• [MATERIAL FOR THIS TASK]:

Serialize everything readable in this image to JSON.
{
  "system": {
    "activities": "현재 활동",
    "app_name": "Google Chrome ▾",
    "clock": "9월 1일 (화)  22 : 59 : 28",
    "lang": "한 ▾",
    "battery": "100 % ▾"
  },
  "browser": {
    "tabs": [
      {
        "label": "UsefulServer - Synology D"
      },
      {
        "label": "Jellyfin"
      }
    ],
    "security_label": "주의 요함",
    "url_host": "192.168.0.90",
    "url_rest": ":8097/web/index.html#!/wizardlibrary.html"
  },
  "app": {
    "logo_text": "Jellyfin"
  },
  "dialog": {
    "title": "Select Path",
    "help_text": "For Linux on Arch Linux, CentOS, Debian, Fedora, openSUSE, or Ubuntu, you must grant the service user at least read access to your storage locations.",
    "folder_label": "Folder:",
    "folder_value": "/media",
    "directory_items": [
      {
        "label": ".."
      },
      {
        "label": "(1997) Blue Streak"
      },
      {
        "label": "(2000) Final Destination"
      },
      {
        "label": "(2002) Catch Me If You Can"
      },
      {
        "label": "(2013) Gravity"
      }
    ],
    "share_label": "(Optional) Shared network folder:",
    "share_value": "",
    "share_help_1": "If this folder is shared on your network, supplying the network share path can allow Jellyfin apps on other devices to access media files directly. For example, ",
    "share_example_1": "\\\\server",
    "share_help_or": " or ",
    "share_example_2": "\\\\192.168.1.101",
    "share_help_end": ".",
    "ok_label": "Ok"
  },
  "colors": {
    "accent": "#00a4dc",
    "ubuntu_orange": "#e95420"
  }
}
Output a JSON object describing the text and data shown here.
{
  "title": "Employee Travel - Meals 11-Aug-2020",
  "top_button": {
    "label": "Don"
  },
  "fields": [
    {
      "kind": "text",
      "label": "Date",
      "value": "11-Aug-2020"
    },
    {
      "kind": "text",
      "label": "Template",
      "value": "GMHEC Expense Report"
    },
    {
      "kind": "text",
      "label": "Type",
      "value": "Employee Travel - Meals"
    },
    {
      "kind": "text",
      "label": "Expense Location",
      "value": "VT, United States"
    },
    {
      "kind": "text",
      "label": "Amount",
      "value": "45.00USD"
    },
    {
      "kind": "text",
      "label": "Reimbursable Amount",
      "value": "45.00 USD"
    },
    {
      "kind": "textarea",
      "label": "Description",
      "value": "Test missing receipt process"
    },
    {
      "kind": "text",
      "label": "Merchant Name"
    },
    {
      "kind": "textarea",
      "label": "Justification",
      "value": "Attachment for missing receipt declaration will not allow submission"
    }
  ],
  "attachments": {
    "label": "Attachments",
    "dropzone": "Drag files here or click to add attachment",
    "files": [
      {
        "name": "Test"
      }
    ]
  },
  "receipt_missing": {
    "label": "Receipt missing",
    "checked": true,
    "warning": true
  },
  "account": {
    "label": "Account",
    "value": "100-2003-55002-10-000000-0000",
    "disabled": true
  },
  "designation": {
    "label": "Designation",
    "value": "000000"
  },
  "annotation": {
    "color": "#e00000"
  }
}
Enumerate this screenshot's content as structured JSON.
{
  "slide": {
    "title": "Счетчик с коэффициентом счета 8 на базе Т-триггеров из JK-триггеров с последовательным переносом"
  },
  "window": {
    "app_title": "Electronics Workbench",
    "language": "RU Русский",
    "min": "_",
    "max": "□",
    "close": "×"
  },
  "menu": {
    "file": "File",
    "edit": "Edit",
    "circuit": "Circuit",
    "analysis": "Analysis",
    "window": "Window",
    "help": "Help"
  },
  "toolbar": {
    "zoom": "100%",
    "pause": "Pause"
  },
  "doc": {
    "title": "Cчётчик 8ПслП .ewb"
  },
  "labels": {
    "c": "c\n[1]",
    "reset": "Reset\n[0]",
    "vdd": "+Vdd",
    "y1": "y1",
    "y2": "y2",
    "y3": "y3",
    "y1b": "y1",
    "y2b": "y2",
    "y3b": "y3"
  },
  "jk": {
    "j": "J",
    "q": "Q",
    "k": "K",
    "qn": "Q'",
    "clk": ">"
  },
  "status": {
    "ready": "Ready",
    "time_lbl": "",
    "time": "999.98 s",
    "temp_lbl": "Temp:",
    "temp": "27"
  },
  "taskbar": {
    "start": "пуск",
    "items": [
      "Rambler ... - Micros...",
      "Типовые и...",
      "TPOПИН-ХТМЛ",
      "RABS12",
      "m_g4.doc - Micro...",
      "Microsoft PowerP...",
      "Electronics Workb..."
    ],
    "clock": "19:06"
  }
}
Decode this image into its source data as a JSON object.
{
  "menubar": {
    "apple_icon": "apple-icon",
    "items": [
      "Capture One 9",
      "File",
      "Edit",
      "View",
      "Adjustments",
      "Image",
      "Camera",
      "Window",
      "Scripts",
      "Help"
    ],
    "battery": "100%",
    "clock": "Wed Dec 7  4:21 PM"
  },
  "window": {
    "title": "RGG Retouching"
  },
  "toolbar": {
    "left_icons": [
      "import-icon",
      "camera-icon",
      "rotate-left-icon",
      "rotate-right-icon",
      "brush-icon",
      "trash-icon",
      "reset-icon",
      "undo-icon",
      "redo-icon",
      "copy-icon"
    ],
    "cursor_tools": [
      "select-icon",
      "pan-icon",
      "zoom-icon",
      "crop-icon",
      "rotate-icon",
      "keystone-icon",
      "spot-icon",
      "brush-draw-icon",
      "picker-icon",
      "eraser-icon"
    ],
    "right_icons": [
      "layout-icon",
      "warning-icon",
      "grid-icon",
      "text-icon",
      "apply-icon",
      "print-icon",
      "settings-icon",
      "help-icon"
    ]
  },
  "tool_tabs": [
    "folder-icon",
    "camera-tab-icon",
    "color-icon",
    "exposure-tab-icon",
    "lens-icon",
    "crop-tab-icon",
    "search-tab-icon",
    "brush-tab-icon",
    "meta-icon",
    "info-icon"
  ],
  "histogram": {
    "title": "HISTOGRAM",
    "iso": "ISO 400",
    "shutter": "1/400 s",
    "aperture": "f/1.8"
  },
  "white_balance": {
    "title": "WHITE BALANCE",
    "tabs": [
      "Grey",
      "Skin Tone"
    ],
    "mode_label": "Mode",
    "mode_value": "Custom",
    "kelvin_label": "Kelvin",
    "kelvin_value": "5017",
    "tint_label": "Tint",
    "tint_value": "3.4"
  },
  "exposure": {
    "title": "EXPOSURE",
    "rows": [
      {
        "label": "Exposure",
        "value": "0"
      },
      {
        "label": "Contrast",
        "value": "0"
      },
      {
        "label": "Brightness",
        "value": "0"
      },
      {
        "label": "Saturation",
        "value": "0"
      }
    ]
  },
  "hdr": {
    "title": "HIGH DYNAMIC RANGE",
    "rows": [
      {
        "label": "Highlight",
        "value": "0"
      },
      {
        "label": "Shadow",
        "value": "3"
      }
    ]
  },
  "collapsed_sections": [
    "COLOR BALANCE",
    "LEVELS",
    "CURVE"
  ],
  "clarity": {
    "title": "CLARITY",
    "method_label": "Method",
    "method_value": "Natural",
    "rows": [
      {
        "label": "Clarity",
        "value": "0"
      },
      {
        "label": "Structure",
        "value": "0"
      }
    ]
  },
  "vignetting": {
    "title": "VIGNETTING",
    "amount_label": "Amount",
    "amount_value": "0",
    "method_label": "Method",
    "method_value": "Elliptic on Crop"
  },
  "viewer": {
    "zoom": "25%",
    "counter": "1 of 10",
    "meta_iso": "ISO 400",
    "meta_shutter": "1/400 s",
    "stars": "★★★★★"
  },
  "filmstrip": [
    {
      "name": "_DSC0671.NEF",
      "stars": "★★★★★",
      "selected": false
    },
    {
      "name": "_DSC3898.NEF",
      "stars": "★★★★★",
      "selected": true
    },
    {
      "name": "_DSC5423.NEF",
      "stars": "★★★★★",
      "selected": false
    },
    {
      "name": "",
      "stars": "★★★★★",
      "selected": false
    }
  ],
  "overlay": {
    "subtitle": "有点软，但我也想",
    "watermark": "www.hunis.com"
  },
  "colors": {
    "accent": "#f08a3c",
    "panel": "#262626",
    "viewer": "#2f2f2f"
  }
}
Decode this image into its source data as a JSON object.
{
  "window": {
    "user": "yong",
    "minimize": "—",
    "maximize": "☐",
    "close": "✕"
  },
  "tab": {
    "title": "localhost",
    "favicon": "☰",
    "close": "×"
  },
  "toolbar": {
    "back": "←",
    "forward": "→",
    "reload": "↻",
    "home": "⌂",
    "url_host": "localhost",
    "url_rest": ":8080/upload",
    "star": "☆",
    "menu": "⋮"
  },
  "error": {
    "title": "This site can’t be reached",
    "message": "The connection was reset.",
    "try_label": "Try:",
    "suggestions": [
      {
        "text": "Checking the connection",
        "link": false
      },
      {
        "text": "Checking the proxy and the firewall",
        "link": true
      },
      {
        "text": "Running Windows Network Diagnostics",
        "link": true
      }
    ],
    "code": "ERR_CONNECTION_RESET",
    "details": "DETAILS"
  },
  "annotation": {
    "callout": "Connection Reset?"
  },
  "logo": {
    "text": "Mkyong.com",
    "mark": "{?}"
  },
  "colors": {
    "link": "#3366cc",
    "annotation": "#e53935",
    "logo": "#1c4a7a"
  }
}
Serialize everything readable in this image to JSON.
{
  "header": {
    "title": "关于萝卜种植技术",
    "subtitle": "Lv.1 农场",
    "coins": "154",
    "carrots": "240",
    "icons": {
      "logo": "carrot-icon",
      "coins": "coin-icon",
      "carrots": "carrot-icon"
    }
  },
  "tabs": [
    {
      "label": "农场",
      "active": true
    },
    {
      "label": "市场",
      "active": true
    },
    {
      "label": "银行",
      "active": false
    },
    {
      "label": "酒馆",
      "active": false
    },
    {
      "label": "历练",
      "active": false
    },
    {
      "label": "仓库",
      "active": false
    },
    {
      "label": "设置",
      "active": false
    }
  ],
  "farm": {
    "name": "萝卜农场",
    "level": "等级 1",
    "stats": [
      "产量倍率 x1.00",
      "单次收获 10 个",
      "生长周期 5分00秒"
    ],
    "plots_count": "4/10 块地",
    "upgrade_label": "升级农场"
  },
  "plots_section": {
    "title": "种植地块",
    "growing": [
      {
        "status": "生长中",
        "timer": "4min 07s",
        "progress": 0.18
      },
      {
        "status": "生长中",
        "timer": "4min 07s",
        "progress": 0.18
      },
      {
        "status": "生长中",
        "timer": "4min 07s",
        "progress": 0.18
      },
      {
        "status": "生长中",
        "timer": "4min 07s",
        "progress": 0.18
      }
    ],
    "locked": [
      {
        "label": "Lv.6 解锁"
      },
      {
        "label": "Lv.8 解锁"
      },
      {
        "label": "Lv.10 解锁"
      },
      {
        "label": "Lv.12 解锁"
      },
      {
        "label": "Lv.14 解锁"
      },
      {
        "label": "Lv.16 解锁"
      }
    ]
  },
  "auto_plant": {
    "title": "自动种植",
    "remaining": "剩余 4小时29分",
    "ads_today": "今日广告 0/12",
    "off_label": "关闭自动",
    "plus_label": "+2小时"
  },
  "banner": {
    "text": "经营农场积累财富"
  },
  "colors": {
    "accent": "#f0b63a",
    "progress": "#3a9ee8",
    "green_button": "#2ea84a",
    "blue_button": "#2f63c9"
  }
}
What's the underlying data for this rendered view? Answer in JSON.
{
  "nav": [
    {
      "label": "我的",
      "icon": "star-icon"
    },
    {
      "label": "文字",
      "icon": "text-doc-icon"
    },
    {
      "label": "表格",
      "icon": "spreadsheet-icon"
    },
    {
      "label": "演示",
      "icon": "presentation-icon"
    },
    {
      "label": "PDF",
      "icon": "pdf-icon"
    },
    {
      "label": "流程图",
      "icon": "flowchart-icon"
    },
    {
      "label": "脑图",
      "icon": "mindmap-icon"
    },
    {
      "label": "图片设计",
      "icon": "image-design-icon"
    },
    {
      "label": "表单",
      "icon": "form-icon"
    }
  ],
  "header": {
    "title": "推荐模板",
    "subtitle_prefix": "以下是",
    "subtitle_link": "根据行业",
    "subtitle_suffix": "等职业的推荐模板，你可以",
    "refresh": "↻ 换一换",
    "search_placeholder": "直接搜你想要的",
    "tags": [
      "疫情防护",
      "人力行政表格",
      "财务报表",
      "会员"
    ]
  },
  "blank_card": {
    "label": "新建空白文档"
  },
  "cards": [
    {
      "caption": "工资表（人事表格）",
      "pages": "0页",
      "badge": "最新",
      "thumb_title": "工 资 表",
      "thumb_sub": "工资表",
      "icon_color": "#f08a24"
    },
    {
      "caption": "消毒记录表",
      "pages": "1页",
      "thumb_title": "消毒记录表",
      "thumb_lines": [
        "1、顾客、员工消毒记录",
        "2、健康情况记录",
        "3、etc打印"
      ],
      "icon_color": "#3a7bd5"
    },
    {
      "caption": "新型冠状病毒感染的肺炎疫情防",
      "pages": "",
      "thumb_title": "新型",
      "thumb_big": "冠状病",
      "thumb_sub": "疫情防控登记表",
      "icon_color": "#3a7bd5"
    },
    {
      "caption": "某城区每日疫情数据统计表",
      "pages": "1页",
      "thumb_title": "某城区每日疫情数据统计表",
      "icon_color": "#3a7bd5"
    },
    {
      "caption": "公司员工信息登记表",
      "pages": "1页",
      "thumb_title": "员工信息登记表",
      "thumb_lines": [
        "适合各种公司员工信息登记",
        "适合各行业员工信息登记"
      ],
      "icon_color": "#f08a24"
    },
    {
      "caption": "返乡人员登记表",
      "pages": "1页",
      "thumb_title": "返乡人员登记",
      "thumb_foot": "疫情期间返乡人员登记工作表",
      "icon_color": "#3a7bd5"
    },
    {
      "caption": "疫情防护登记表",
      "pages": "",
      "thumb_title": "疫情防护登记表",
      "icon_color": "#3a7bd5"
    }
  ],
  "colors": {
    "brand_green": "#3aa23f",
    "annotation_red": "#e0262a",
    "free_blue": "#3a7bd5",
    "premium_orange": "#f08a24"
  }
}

• [WORK INSTRUCTIONS]: Collect, from the material above, every line containing the word "here".

• [EXERCISE RESPONSE]:
Output a JSON object describing the text and data shown here.
    "dropzone": "Drag files here or click to add attachment",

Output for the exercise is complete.